**WHAT YOU NEED TO DO**
Gather the lines below that include the string "activation", copying each in full.

**RECORDS FOR THIS TASK**

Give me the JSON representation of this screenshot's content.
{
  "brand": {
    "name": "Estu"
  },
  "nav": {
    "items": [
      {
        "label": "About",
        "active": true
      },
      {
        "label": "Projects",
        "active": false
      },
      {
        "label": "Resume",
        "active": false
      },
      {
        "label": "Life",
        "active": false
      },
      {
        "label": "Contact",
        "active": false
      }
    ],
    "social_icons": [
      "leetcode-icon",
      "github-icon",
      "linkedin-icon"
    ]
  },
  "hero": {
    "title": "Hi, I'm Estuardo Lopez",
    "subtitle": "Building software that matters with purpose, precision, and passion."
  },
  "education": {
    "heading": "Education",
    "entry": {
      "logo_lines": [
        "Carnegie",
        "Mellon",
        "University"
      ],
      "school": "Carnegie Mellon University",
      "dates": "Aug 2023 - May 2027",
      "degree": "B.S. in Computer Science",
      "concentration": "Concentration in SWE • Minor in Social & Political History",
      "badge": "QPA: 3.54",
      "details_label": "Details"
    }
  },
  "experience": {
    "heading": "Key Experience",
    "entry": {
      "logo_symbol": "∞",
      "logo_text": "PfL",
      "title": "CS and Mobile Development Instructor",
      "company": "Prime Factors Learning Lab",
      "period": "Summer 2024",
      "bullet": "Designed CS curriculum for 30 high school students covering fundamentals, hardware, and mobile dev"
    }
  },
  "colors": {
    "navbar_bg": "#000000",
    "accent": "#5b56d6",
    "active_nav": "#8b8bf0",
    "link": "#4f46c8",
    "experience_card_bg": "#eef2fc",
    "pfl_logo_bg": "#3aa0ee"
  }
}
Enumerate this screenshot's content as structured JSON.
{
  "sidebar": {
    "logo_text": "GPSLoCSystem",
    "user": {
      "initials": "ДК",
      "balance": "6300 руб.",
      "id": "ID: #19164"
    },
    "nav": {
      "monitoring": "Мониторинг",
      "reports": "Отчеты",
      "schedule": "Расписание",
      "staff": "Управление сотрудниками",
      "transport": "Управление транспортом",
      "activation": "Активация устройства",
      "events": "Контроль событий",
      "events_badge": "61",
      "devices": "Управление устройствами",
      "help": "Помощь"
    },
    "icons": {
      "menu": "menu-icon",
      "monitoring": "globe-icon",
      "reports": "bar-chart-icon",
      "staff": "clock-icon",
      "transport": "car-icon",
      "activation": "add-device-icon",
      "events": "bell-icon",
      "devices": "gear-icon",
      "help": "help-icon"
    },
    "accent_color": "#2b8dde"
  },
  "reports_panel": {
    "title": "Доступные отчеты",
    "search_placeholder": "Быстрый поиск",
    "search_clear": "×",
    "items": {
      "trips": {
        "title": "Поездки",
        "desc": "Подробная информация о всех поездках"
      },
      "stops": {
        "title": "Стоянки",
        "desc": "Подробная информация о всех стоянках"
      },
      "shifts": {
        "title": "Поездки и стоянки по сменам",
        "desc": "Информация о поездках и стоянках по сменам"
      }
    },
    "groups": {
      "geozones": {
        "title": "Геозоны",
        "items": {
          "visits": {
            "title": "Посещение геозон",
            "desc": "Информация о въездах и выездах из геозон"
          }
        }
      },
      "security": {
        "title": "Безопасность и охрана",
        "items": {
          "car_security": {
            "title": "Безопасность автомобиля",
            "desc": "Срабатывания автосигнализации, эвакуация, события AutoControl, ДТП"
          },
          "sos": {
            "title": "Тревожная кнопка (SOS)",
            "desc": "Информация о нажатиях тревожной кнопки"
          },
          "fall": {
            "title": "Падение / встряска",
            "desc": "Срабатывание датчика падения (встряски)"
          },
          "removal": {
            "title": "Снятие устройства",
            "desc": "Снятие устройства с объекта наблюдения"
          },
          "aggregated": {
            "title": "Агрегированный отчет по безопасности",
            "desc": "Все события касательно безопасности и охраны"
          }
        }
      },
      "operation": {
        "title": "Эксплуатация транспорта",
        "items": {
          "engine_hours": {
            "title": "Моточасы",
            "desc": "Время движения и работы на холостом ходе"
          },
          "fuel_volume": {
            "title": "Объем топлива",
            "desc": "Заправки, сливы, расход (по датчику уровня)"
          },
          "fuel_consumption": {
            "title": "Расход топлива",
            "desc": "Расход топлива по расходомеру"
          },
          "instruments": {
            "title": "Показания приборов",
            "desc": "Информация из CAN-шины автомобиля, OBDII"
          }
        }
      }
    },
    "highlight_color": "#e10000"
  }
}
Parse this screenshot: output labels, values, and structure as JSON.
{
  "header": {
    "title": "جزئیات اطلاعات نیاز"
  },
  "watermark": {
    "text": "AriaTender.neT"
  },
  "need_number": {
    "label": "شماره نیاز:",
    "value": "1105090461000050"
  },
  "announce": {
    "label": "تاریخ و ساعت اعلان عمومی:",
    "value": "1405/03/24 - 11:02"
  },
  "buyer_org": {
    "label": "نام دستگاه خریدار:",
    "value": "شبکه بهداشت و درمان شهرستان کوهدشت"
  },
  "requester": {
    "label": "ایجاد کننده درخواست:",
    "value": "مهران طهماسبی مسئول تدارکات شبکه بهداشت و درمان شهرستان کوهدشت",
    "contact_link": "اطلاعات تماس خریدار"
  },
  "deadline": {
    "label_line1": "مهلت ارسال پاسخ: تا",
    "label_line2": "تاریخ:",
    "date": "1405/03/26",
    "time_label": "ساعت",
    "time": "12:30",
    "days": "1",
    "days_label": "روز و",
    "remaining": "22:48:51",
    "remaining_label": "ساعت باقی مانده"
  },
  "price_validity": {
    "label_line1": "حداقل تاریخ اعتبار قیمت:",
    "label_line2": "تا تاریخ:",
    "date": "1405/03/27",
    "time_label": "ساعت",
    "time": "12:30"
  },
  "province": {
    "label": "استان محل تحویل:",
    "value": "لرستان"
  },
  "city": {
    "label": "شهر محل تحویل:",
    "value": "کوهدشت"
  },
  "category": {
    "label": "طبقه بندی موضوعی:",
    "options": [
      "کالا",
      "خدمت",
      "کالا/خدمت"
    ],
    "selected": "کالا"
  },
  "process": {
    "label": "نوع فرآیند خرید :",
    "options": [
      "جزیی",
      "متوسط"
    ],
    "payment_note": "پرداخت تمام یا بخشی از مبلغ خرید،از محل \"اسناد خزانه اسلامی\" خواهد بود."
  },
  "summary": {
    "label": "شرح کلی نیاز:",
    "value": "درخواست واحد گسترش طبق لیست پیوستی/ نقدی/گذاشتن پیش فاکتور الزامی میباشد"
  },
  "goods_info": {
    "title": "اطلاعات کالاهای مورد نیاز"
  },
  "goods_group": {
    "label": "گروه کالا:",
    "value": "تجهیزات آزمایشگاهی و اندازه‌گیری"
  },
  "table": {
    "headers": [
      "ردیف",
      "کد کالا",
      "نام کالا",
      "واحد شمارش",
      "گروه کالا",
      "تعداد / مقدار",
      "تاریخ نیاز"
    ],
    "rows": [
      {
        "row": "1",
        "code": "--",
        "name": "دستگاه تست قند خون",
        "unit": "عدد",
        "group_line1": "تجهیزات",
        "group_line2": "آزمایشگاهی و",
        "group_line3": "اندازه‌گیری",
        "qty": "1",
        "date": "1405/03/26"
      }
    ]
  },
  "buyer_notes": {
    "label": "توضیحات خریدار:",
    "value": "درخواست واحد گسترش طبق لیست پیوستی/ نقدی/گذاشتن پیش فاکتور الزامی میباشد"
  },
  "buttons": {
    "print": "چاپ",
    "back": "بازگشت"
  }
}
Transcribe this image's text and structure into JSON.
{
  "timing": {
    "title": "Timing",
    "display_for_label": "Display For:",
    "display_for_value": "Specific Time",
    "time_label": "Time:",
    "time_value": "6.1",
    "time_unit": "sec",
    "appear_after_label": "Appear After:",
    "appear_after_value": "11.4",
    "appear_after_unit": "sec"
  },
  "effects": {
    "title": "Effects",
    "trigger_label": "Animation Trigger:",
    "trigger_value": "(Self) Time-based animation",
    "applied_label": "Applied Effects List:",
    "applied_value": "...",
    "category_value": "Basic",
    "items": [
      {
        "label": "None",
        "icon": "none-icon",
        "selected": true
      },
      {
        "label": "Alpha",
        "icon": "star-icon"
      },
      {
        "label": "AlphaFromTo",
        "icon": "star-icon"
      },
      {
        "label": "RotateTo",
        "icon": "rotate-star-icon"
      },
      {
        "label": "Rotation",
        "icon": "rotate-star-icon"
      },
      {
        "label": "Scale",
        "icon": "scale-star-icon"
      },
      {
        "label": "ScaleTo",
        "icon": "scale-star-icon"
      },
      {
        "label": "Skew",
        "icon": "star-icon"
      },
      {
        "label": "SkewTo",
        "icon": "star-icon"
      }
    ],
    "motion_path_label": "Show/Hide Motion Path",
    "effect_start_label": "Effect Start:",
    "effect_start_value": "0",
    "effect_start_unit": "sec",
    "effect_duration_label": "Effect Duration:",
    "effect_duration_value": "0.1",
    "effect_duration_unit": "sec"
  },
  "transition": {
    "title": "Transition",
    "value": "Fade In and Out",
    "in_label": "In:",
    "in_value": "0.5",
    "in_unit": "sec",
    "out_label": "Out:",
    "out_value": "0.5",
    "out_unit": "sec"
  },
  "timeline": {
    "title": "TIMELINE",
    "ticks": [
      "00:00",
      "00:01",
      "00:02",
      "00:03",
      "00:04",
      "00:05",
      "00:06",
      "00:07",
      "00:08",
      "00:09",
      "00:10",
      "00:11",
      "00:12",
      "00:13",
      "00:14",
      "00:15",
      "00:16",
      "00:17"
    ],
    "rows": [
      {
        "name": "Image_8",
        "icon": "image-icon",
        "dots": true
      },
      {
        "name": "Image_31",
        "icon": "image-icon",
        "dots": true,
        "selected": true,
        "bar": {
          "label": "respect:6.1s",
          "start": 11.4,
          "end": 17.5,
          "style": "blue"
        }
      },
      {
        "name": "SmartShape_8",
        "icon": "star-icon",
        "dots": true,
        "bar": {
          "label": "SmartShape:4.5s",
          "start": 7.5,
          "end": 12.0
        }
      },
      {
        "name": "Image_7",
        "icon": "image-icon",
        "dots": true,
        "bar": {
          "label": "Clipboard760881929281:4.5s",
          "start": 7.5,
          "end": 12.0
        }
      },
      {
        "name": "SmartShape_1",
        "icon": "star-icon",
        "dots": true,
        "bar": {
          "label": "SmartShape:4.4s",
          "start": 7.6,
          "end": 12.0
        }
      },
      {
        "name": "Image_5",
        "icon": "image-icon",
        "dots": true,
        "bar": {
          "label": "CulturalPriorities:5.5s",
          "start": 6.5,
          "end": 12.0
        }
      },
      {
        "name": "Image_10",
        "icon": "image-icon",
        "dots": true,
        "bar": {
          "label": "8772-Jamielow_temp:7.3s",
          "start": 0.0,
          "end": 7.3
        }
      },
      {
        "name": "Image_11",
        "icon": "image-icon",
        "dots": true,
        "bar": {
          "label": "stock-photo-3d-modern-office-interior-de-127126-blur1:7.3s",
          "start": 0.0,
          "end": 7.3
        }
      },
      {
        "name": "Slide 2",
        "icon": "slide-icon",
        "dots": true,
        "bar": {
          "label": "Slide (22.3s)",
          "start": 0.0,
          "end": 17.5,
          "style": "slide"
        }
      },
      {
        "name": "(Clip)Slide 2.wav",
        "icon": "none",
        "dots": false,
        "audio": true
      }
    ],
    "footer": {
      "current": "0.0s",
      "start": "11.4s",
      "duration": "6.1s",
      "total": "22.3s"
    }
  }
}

**WRITTEN ANSWER**
      "activation": "Активация устройства",
      "activation": "add-device-icon",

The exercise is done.